● EXERCISES TO COMPLETE:
1. Which teams did Yertis Pavlodar beat in the playoff series that made it Kazakhstan champion, according to the hockey club article?
2. In which season did Yertis Pavlodar finish first, according to the hockey club article?

- City: Pavlodar, Kazakhstan
- League: Pro Hokei Ligasy
- Founded: 2009
- Home arena: Astana Ice Palace
- Website: ertis-hc.kz

Championships
- Playoff championships: 2012-13, 2013–14, 2014–15

= Yertis Pavlodar =

Hockey Club Yertis («Ертіс» хоккей клубы; Ertis Hokei Kluby, Хоккейный клуб «Ертис»), commonly referred to as Irtysh Pavlodar, is a professional ice hockey team based in Pavlodar, Kazakhstan. They were founded in 2009, and play in the Pro Hokei Ligasy, top level of ice hockey in Kazakhstan.

==Season-by-season record==
Note: GP = Games played, W = Wins, L = Losses, OTW = Overtime/shootout wins, OTL = Overtime/shootout losses, Pts = Points, GF = Goals for, GA = Goals against

| Season | GP | W | L | OTW | OTL | Pts | GF | GA | Finish | Playoffs |
|---|---|---|---|---|---|---|---|---|---|---|
| 2009–10 | 56 | 33 | 10 | 3 | 10 | 115 | 192 | 122 | 2nd | Lost in Semifinals, 2–3 (Beibarys Atyrau) |
| 2010–11 | 54 | 28 | 16 | 7 | 3 | 101 | 180 | 131 | 3rd | Lost in Semifinals, 2–4 (Beibarys Atyrau) |
| 2011–12 | 54 | 33 | 14 | 5 | 2 | 115 | 111 | 81 | 3rd | Lost in Finals, 2–4 (Beibarys Atyrau) |
| 2012–13 | 54 | 34 | 11 | 5 | 4 | 116 | 177 | 104 | 2nd | Kazakhstan Champions, 4–1 (Beibarys Atyrau) |
| 2013–14 | 54 | 39 | 6 | 5 | 4 | 131 | 214 | 99 | 1st | Kazakhstan Champions, 4–0 (Arlan Kokshetau) |
| 2014–15 | 54 | 31 | 14 | 4 | 5 | 106 | 223 | 152 | 3rd | Kazakhstan Champions, 4–1 (Gornyak Rudny) |

==Current roster==
Updated 22 November 2013.

● DATA PROVIDED:
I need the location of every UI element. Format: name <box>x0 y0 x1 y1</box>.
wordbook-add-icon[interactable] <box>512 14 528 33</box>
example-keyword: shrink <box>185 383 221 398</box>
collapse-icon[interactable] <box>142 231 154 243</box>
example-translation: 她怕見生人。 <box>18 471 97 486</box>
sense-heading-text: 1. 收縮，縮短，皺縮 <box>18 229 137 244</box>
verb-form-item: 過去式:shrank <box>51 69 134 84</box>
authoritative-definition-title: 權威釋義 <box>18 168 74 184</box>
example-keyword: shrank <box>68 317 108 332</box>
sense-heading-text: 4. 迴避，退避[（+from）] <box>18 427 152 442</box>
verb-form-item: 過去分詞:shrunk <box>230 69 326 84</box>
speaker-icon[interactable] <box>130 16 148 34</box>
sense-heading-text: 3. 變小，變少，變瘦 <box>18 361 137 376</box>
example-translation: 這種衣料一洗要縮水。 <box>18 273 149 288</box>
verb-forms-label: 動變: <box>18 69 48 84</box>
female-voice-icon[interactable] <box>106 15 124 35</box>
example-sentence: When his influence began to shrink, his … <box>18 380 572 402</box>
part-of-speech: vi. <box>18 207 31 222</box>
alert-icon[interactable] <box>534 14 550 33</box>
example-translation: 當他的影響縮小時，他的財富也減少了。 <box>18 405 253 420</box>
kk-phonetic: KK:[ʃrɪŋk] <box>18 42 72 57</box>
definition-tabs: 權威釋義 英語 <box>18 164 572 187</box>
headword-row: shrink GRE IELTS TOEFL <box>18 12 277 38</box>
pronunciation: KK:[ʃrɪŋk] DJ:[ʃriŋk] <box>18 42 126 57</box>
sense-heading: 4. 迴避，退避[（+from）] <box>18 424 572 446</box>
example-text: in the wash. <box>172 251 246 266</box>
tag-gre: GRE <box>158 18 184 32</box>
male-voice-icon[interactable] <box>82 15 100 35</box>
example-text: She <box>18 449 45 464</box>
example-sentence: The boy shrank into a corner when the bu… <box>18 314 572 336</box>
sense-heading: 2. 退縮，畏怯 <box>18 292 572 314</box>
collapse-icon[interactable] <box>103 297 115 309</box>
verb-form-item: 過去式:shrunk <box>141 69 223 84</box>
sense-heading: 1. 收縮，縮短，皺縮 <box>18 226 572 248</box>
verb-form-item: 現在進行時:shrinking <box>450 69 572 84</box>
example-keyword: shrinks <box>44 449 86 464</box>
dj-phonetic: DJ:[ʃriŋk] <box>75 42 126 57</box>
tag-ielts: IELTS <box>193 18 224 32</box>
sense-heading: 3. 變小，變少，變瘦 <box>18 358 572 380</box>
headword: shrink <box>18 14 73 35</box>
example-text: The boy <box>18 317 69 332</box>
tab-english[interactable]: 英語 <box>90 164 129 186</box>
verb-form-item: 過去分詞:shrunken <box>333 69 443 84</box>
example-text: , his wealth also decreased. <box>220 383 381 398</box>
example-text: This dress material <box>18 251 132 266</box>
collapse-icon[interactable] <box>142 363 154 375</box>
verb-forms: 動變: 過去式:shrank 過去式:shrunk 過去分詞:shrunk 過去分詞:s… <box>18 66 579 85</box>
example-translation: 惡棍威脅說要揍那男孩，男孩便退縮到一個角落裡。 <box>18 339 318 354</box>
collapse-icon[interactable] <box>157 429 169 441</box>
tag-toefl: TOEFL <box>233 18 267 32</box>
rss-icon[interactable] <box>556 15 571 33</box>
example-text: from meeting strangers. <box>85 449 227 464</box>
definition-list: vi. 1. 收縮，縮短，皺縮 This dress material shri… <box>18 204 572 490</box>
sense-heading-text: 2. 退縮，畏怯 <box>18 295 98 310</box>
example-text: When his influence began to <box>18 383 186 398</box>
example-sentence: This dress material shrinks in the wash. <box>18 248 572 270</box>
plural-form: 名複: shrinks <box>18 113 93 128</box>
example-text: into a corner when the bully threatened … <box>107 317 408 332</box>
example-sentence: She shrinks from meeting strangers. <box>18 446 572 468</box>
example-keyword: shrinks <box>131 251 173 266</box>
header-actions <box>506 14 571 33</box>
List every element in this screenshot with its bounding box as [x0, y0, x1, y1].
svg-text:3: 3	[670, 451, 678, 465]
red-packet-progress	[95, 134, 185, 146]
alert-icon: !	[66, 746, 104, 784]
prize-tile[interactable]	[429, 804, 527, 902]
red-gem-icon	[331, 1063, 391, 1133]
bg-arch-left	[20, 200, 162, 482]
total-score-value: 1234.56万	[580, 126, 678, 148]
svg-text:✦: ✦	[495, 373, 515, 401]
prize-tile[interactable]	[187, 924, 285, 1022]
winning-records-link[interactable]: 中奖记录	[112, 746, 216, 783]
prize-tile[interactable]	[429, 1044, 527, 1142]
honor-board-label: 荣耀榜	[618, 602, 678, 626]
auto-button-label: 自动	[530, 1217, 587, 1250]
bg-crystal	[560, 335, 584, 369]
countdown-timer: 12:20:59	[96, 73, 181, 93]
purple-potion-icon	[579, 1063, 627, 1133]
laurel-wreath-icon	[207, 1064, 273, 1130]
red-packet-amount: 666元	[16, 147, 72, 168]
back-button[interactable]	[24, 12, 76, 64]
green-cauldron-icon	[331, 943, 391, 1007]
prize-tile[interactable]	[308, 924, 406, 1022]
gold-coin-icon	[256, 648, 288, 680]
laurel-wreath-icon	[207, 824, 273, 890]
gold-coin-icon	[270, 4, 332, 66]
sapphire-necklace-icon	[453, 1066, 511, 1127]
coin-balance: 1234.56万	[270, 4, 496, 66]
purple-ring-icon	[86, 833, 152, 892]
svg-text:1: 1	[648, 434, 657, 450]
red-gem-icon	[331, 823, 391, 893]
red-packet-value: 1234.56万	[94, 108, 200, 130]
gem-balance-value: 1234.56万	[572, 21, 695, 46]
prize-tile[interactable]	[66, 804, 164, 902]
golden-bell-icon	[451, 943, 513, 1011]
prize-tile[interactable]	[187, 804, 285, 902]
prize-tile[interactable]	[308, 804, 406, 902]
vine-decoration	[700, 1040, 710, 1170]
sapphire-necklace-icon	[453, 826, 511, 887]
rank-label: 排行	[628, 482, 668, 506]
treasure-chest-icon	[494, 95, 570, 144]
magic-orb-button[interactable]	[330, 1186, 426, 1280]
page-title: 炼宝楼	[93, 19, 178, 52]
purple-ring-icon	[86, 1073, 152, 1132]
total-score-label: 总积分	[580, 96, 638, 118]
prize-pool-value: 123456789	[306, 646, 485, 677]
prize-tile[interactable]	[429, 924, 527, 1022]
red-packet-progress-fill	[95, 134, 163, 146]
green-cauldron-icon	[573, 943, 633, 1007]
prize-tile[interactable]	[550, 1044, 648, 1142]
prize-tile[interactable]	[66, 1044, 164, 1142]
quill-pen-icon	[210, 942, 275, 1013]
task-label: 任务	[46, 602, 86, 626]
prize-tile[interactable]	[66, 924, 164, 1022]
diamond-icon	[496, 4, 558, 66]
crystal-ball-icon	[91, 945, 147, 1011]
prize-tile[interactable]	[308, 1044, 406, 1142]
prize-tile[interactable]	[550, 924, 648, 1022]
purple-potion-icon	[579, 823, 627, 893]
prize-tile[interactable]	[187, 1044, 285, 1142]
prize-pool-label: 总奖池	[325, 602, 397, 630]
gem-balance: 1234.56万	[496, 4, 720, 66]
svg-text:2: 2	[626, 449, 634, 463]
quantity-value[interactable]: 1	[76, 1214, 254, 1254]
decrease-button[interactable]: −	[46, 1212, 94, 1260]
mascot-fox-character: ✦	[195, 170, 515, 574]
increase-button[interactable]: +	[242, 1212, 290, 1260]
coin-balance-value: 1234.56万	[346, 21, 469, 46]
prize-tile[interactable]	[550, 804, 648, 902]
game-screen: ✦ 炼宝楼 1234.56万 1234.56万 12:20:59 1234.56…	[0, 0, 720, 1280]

● SOLUTIONS TO THE EXERCISE:
1. Beibarys Atyrau, Arlan Kokshetau, Gornyak Rudny

2. 2013–14